**Work to do:** Set the listing down unchanged, minus every embedded image.

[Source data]
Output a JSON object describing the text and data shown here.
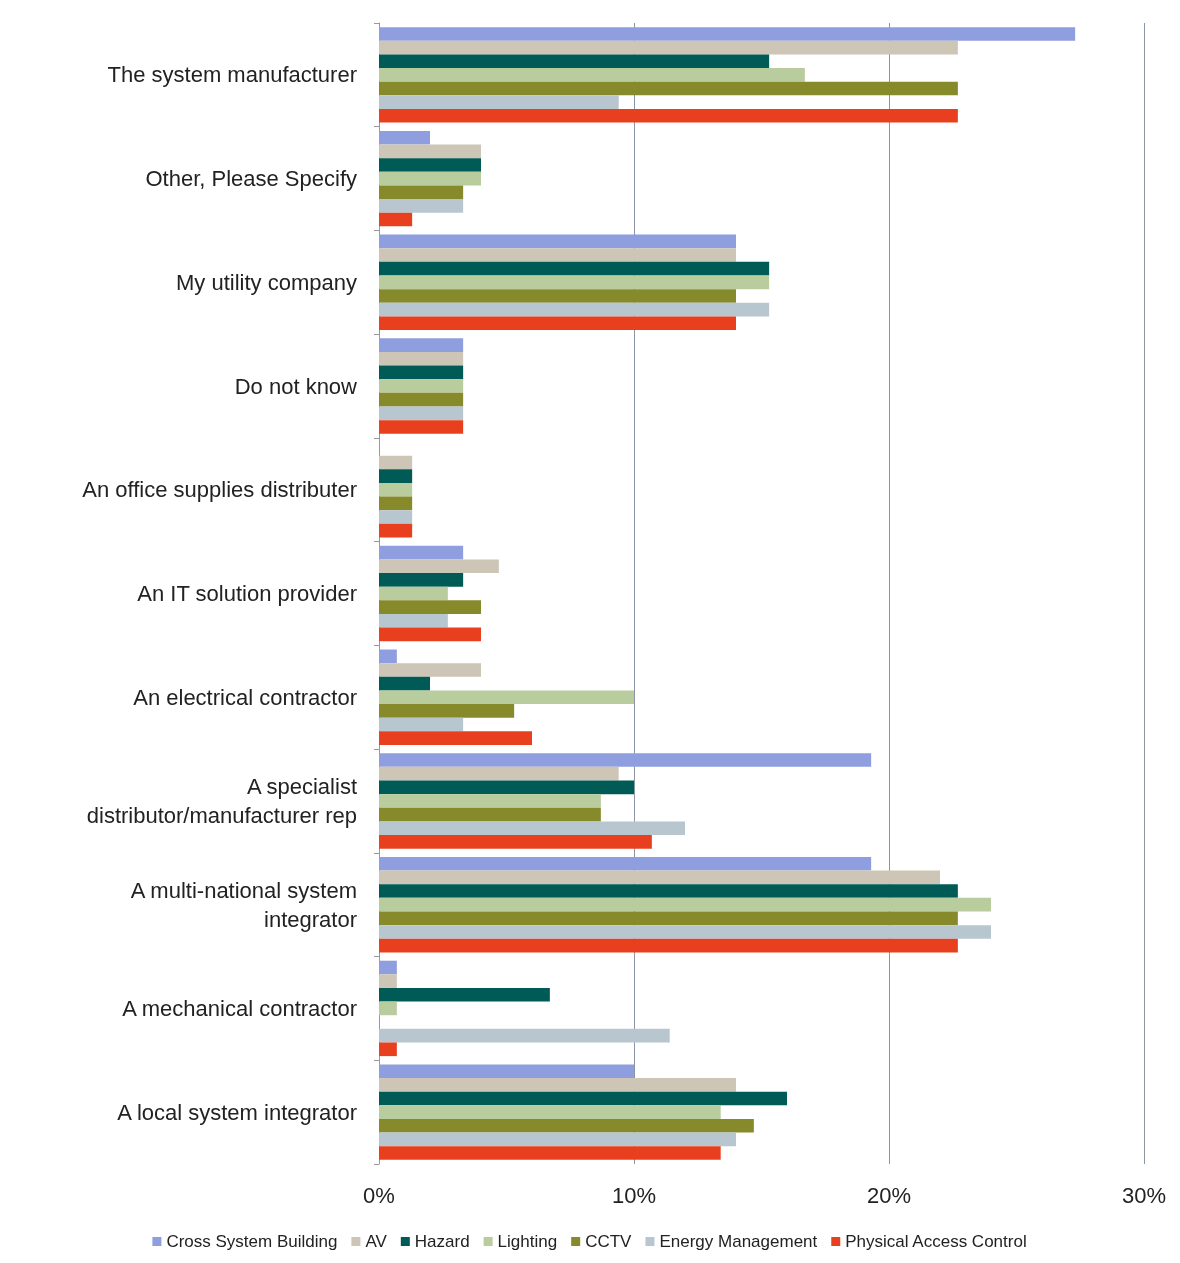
{
  "chart_data": {
    "type": "bar",
    "orientation": "horizontal",
    "categories": [
      "The system manufacturer",
      "Other, Please Specify",
      "My utility company",
      "Do not know",
      "An office supplies distributer",
      "An IT solution provider",
      "An electrical contractor",
      "A specialist\ndistributor/manufacturer rep",
      "A multi-national system\nintegrator",
      "A mechanical contractor",
      "A local system integrator"
    ],
    "series": [
      {
        "name": "Cross System Building",
        "color": "#8e9ede",
        "values": [
          27.3,
          2.0,
          14.0,
          3.3,
          0,
          3.3,
          0.7,
          19.3,
          19.3,
          0.7,
          10.0
        ]
      },
      {
        "name": "AV",
        "color": "#cdc5b5",
        "values": [
          22.7,
          4.0,
          14.0,
          3.3,
          1.3,
          4.7,
          4.0,
          9.4,
          22.0,
          0.7,
          14.0
        ]
      },
      {
        "name": "Hazard",
        "color": "#005a55",
        "values": [
          15.3,
          4.0,
          15.3,
          3.3,
          1.3,
          3.3,
          2.0,
          10.0,
          22.7,
          6.7,
          16.0
        ]
      },
      {
        "name": "Lighting",
        "color": "#b9cc9d",
        "values": [
          16.7,
          4.0,
          15.3,
          3.3,
          1.3,
          2.7,
          10.0,
          8.7,
          24.0,
          0.7,
          13.4
        ]
      },
      {
        "name": "CCTV",
        "color": "#878a2b",
        "values": [
          22.7,
          3.3,
          14.0,
          3.3,
          1.3,
          4.0,
          5.3,
          8.7,
          22.7,
          0,
          14.7
        ]
      },
      {
        "name": "Energy Management",
        "color": "#b8c6d0",
        "values": [
          9.4,
          3.3,
          15.3,
          3.3,
          1.3,
          2.7,
          3.3,
          12.0,
          24.0,
          11.4,
          14.0
        ]
      },
      {
        "name": "Physical Access Control",
        "color": "#e8401f",
        "values": [
          22.7,
          1.3,
          14.0,
          3.3,
          1.3,
          4.0,
          6.0,
          10.7,
          22.7,
          0.7,
          13.4
        ]
      }
    ],
    "xlim": [
      0,
      30
    ],
    "xticks": [
      {
        "value": 0,
        "label": "0%"
      },
      {
        "value": 10,
        "label": "10%"
      },
      {
        "value": 20,
        "label": "20%"
      },
      {
        "value": 30,
        "label": "30%"
      }
    ],
    "grid": "x",
    "legend": "bottom"
  }
}
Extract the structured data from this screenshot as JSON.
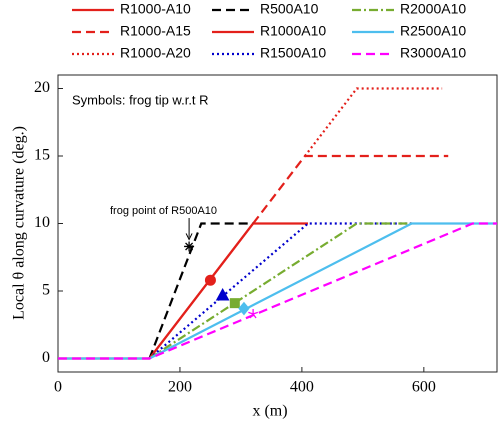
{
  "chart_data": {
    "type": "line",
    "xlabel": "x (m)",
    "ylabel": "Local θ along curvature (deg.)",
    "annotations": [
      "Symbols: frog tip w.r.t R",
      "frog point of R500A10"
    ],
    "xlim": [
      0,
      720
    ],
    "ylim": [
      -1,
      21
    ],
    "xticks": [
      0,
      200,
      400,
      600
    ],
    "yticks": [
      0,
      5,
      10,
      15,
      20
    ],
    "series": [
      {
        "name": "R1000-A10",
        "color": "#e3201b",
        "style": "solid",
        "x": [
          0,
          150,
          320,
          410
        ],
        "values": [
          0,
          0,
          10,
          10
        ]
      },
      {
        "name": "R1000-A15",
        "color": "#e3201b",
        "style": "dashed",
        "x": [
          320,
          405,
          640
        ],
        "values": [
          10,
          15,
          15
        ]
      },
      {
        "name": "R1000-A20",
        "color": "#e3201b",
        "style": "dotted",
        "x": [
          405,
          490,
          630
        ],
        "values": [
          15,
          20,
          20
        ]
      },
      {
        "name": "R500A10",
        "color": "#000000",
        "style": "dashed",
        "x": [
          150,
          235,
          320
        ],
        "values": [
          0,
          10,
          10
        ],
        "tip": [
          215,
          8.3
        ],
        "marker": "asterisk"
      },
      {
        "name": "R1000A10",
        "color": "#e3201b",
        "style": "solid",
        "x": [
          150,
          320
        ],
        "values": [
          0,
          10
        ],
        "tip": [
          250,
          5.8
        ],
        "marker": "circle"
      },
      {
        "name": "R1500A10",
        "color": "#0000cc",
        "style": "dotted",
        "x": [
          150,
          410,
          580
        ],
        "values": [
          0,
          10,
          10
        ],
        "tip": [
          270,
          4.7
        ],
        "marker": "triangle"
      },
      {
        "name": "R2000A10",
        "color": "#77ac30",
        "style": "dashdot",
        "x": [
          150,
          490,
          580
        ],
        "values": [
          0,
          10,
          10
        ],
        "tip": [
          290,
          4.1
        ],
        "marker": "square"
      },
      {
        "name": "R2500A10",
        "color": "#4dbeee",
        "style": "solid",
        "x": [
          0,
          150,
          580,
          720
        ],
        "values": [
          0,
          0,
          10,
          10
        ],
        "tip": [
          305,
          3.7
        ],
        "marker": "diamond"
      },
      {
        "name": "R3000A10",
        "color": "#ff00ff",
        "style": "dashed",
        "x": [
          0,
          150,
          680,
          720
        ],
        "values": [
          0,
          0,
          10,
          10
        ],
        "tip": [
          320,
          3.3
        ],
        "marker": "star"
      }
    ]
  }
}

**Exercise solution:**
Output a JSON object describing the text and data shown here.
{
  "chart_data": {
    "type": "bar",
    "orientation": "horizontal",
    "categories": [
      "The system manufacturer",
      "Other, Please Specify",
      "My utility company",
      "Do not know",
      "An office supplies distributer",
      "An IT solution provider",
      "An electrical contractor",
      "A specialist\ndistributor/manufacturer rep",
      "A multi-national system\nintegrator",
      "A mechanical contractor",
      "A local system integrator"
    ],
    "series": [
      {
        "name": "Cross System Building",
        "color": "#8e9ede",
        "values": [
          27.3,
          2.0,
          14.0,
          3.3,
          0,
          3.3,
          0.7,
          19.3,
          19.3,
          0.7,
          10.0
        ]
      },
      {
        "name": "AV",
        "color": "#cdc5b5",
        "values": [
          22.7,
          4.0,
          14.0,
          3.3,
          1.3,
          4.7,
          4.0,
          9.4,
          22.0,
          0.7,
          14.0
        ]
      },
      {
        "name": "Hazard",
        "color": "#005a55",
        "values": [
          15.3,
          4.0,
          15.3,
          3.3,
          1.3,
          3.3,
          2.0,
          10.0,
          22.7,
          6.7,
          16.0
        ]
      },
      {
        "name": "Lighting",
        "color": "#b9cc9d",
        "values": [
          16.7,
          4.0,
          15.3,
          3.3,
          1.3,
          2.7,
          10.0,
          8.7,
          24.0,
          0.7,
          13.4
        ]
      },
      {
        "name": "CCTV",
        "color": "#878a2b",
        "values": [
          22.7,
          3.3,
          14.0,
          3.3,
          1.3,
          4.0,
          5.3,
          8.7,
          22.7,
          0,
          14.7
        ]
      },
      {
        "name": "Energy Management",
        "color": "#b8c6d0",
        "values": [
          9.4,
          3.3,
          15.3,
          3.3,
          1.3,
          2.7,
          3.3,
          12.0,
          24.0,
          11.4,
          14.0
        ]
      },
      {
        "name": "Physical Access Control",
        "color": "#e8401f",
        "values": [
          22.7,
          1.3,
          14.0,
          3.3,
          1.3,
          4.0,
          6.0,
          10.7,
          22.7,
          0.7,
          13.4
        ]
      }
    ],
    "xlim": [
      0,
      30
    ],
    "xticks": [
      {
        "value": 0,
        "label": "0%"
      },
      {
        "value": 10,
        "label": "10%"
      },
      {
        "value": 20,
        "label": "20%"
      },
      {
        "value": 30,
        "label": "30%"
      }
    ],
    "grid": "x",
    "legend": "bottom"
  }
}
Extract the structured data from this screenshot as JSON.
{
  "chart_data": {
    "type": "line",
    "xlabel": "x (m)",
    "ylabel": "Local θ along curvature (deg.)",
    "annotations": [
      "Symbols: frog tip w.r.t R",
      "frog point of R500A10"
    ],
    "xlim": [
      0,
      720
    ],
    "ylim": [
      -1,
      21
    ],
    "xticks": [
      0,
      200,
      400,
      600
    ],
    "yticks": [
      0,
      5,
      10,
      15,
      20
    ],
    "series": [
      {
        "name": "R1000-A10",
        "color": "#e3201b",
        "style": "solid",
        "x": [
          0,
          150,
          320,
          410
        ],
        "values": [
          0,
          0,
          10,
          10
        ]
      },
      {
        "name": "R1000-A15",
        "color": "#e3201b",
        "style": "dashed",
        "x": [
          320,
          405,
          640
        ],
        "values": [
          10,
          15,
          15
        ]
      },
      {
        "name": "R1000-A20",
        "color": "#e3201b",
        "style": "dotted",
        "x": [
          405,
          490,
          630
        ],
        "values": [
          15,
          20,
          20
        ]
      },
      {
        "name": "R500A10",
        "color": "#000000",
        "style": "dashed",
        "x": [
          150,
          235,
          320
        ],
        "values": [
          0,
          10,
          10
        ],
        "tip": [
          215,
          8.3
        ],
        "marker": "asterisk"
      },
      {
        "name": "R1000A10",
        "color": "#e3201b",
        "style": "solid",
        "x": [
          150,
          320
        ],
        "values": [
          0,
          10
        ],
        "tip": [
          250,
          5.8
        ],
        "marker": "circle"
      },
      {
        "name": "R1500A10",
        "color": "#0000cc",
        "style": "dotted",
        "x": [
          150,
          410,
          580
        ],
        "values": [
          0,
          10,
          10
        ],
        "tip": [
          270,
          4.7
        ],
        "marker": "triangle"
      },
      {
        "name": "R2000A10",
        "color": "#77ac30",
        "style": "dashdot",
        "x": [
          150,
          490,
          580
        ],
        "values": [
          0,
          10,
          10
        ],
        "tip": [
          290,
          4.1
        ],
        "marker": "square"
      },
      {
        "name": "R2500A10",
        "color": "#4dbeee",
        "style": "solid",
        "x": [
          0,
          150,
          580,
          720
        ],
        "values": [
          0,
          0,
          10,
          10
        ],
        "tip": [
          305,
          3.7
        ],
        "marker": "diamond"
      },
      {
        "name": "R3000A10",
        "color": "#ff00ff",
        "style": "dashed",
        "x": [
          0,
          150,
          680,
          720
        ],
        "values": [
          0,
          0,
          10,
          10
        ],
        "tip": [
          320,
          3.3
        ],
        "marker": "star"
      }
    ]
  }
}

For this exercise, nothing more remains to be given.